> [WHAT THE EXERCISE ASKS]:
In the copy, include every entry exactly but none of the pictures.

> [EXERCISE DATA]:
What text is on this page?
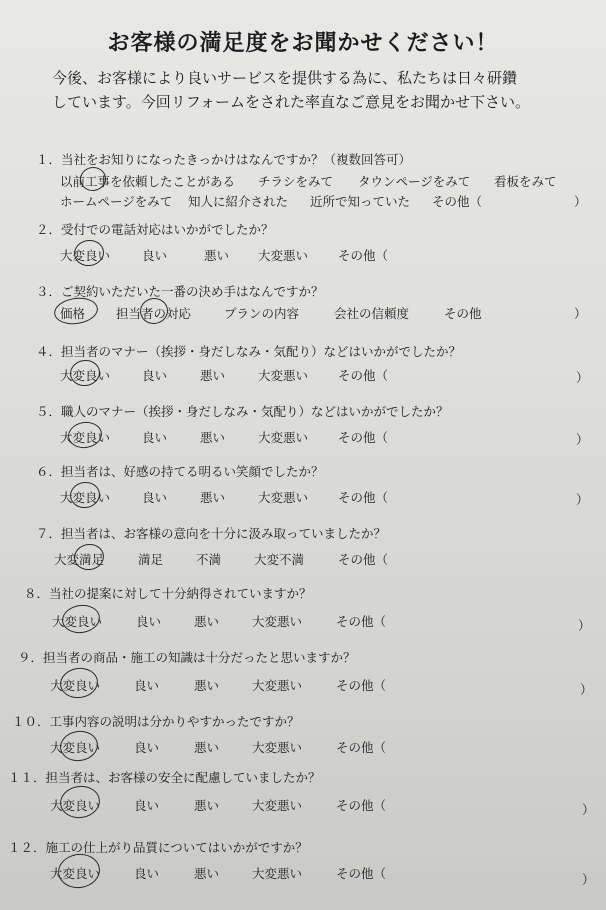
お客様の満足度をお聞かせください！
今後、お客様により良いサービスを提供する為に、私たちは日々研鑽
しています。今回リフォームをされた率直なご意見をお聞かせ下さい。
１．当社をお知りになったきっかけはなんですか？（複数回答可）
以前工事を依頼したことがある チラシをみて タウンページをみて 看板をみて
ホームページをみて 知人に紹介された 近所で知っていた その他（	）
２．受付での電話対応はいかがでしたか？
大変良い	良い	悪い 大変悪い その他（
３．ご契約いただいた一番の決め手はなんですか？
価格 担当者の対応	プランの内容	会社の信頼度	その他	）
４．担当者のマナー（挨拶・身だしなみ・気配り）などはいかがでしたか？
大変良い	良い	悪い	大変悪い その他（	）
５．職人のマナー（挨拶・身だしなみ・気配り）などはいかがでしたか？
大変良い	良い	悪い	大変悪い その他（	）
６．担当者は、好感の持てる明るい笑顔でしたか？
大変良い	良い	悪い	大変悪い その他（	）
７．担当者は、お客様の意向を十分に汲み取っていましたか？
大変満足	満足	不満	大変不満	その他（
８．当社の提案に対して十分納得されていますか？
大変良い	良い	悪い	大変悪い	その他（	）
９．担当者の商品・施工の知識は十分だったと思いますか？
大変良い	良い	悪い	大変悪い	その他（	）
１０．工事内容の説明は分かりやすかったですか？
大変良い	良い	悪い	大変悪い	その他（
１１．担当者は、お客様の安全に配慮していましたか？
大変良い	良い	悪い	大変悪い	その他（	）
１２．施工の仕上がり品質についてはいかがですか？
大変良い	良い	悪い	大変悪い	その他（	）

> [COMPLETE OUTPUT]:
What text is on this page?
お客様の満足度をお聞かせください！
今後、お客様により良いサービスを提供する為に、私たちは日々研鑽
しています。今回リフォームをされた率直なご意見をお聞かせ下さい。
１．当社をお知りになったきっかけはなんですか？（複数回答可）
以前工事を依頼したことがある チラシをみて タウンページをみて 看板をみて
ホームページをみて 知人に紹介された 近所で知っていた その他（	）
２．受付での電話対応はいかがでしたか？
大変良い	良い	悪い 大変悪い その他（
３．ご契約いただいた一番の決め手はなんですか？
価格 担当者の対応	プランの内容	会社の信頼度	その他	）
４．担当者のマナー（挨拶・身だしなみ・気配り）などはいかがでしたか？
大変良い	良い	悪い	大変悪い その他（	）
５．職人のマナー（挨拶・身だしなみ・気配り）などはいかがでしたか？
大変良い	良い	悪い	大変悪い その他（	）
６．担当者は、好感の持てる明るい笑顔でしたか？
大変良い	良い	悪い	大変悪い その他（	）
７．担当者は、お客様の意向を十分に汲み取っていましたか？
大変満足	満足	不満	大変不満	その他（
８．当社の提案に対して十分納得されていますか？
大変良い	良い	悪い	大変悪い	その他（	）
９．担当者の商品・施工の知識は十分だったと思いますか？
大変良い	良い	悪い	大変悪い	その他（	）
１０．工事内容の説明は分かりやすかったですか？
大変良い	良い	悪い	大変悪い	その他（
１１．担当者は、お客様の安全に配慮していましたか？
大変良い	良い	悪い	大変悪い	その他（	）
１２．施工の仕上がり品質についてはいかがですか？
大変良い	良い	悪い	大変悪い	その他（	）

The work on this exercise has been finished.